— BEGIN Source data —
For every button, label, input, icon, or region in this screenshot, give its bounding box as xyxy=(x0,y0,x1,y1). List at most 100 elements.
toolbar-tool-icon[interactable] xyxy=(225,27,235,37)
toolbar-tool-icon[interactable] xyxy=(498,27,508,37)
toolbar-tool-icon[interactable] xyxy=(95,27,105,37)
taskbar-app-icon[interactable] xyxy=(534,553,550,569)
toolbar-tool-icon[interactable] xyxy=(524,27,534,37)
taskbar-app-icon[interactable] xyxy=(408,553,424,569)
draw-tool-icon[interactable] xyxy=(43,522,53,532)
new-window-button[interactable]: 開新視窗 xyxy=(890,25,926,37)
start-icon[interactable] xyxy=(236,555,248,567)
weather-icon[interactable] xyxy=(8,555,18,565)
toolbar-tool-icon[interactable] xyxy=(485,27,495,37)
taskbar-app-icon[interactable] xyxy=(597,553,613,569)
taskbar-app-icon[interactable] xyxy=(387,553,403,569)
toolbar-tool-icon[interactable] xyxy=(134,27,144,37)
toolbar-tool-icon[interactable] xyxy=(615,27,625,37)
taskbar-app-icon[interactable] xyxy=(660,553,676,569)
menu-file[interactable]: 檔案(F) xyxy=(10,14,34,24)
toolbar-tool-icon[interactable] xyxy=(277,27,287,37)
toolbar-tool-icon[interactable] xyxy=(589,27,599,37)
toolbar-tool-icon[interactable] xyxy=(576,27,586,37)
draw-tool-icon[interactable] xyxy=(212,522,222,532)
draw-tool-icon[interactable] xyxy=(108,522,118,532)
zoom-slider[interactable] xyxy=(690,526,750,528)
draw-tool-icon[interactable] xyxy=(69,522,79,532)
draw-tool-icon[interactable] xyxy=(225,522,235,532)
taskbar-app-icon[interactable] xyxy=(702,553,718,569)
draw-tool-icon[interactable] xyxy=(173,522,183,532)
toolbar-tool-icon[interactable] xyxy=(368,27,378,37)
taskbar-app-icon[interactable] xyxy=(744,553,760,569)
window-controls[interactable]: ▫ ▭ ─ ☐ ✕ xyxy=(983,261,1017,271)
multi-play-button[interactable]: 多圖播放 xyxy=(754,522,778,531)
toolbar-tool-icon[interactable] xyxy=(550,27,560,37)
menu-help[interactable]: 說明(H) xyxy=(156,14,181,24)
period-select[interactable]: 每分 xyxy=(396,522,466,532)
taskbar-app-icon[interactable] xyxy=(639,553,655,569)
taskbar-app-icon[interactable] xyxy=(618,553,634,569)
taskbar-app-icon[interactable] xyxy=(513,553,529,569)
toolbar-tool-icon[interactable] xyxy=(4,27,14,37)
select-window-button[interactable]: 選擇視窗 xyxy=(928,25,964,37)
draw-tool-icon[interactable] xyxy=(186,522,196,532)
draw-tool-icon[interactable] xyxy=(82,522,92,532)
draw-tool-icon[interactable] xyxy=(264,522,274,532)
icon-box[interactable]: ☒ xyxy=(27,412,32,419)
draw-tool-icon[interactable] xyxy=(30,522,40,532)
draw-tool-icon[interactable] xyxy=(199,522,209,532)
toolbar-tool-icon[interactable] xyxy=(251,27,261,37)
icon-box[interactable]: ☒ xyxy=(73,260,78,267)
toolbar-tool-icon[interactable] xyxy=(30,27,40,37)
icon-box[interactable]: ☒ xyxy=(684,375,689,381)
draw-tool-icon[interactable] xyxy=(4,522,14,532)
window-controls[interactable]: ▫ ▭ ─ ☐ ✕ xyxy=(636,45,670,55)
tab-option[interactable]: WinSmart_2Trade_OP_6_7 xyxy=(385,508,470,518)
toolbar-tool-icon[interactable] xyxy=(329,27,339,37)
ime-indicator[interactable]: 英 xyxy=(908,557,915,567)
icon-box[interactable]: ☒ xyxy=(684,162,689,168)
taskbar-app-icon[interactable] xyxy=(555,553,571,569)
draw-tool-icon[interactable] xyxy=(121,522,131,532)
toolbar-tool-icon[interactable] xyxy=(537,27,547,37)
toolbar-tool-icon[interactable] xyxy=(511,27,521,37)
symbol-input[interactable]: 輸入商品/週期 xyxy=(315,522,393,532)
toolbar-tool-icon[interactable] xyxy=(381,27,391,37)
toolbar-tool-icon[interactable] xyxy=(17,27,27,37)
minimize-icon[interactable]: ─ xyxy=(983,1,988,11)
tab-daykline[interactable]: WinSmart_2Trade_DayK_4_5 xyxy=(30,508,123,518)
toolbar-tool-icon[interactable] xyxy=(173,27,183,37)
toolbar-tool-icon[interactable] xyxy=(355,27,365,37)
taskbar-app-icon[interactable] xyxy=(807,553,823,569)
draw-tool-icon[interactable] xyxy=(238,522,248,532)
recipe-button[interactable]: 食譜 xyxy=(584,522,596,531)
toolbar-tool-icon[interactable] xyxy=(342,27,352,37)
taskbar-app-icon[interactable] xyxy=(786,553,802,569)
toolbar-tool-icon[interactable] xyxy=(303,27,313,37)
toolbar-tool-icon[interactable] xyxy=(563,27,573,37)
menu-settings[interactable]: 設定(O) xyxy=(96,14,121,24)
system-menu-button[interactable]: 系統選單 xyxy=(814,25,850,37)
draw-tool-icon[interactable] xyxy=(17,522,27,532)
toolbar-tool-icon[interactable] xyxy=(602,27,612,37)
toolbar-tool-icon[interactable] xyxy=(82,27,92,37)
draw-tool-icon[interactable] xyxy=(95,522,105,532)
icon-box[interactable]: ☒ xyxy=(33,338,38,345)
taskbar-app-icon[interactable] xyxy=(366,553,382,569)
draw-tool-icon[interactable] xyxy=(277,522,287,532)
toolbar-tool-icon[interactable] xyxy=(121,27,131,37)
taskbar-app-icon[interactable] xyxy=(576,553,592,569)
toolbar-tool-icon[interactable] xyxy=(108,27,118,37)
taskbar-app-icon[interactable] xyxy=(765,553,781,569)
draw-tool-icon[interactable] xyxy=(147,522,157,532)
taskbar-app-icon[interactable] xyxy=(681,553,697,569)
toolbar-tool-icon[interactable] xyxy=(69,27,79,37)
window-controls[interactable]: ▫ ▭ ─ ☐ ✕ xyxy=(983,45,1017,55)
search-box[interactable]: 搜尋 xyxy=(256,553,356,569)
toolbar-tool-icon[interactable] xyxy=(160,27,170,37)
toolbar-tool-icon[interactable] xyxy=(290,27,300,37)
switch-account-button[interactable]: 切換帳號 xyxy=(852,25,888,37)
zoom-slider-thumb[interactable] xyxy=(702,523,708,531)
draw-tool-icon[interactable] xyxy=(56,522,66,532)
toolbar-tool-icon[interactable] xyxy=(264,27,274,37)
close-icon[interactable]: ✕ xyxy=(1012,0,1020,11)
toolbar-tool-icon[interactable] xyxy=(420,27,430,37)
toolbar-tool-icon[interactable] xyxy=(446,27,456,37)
— END Source data —
■ Exercise task:
Pick out each line in the material above that contains the word "menu", and copy those lines.

■ Written solution:
menu-file[interactable]: 檔案(F) xyxy=(10,14,34,24)
menu-help[interactable]: 說明(H) xyxy=(156,14,181,24)
menu-settings[interactable]: 設定(O) xyxy=(96,14,121,24)
system-menu-button[interactable]: 系統選單 xyxy=(814,25,850,37)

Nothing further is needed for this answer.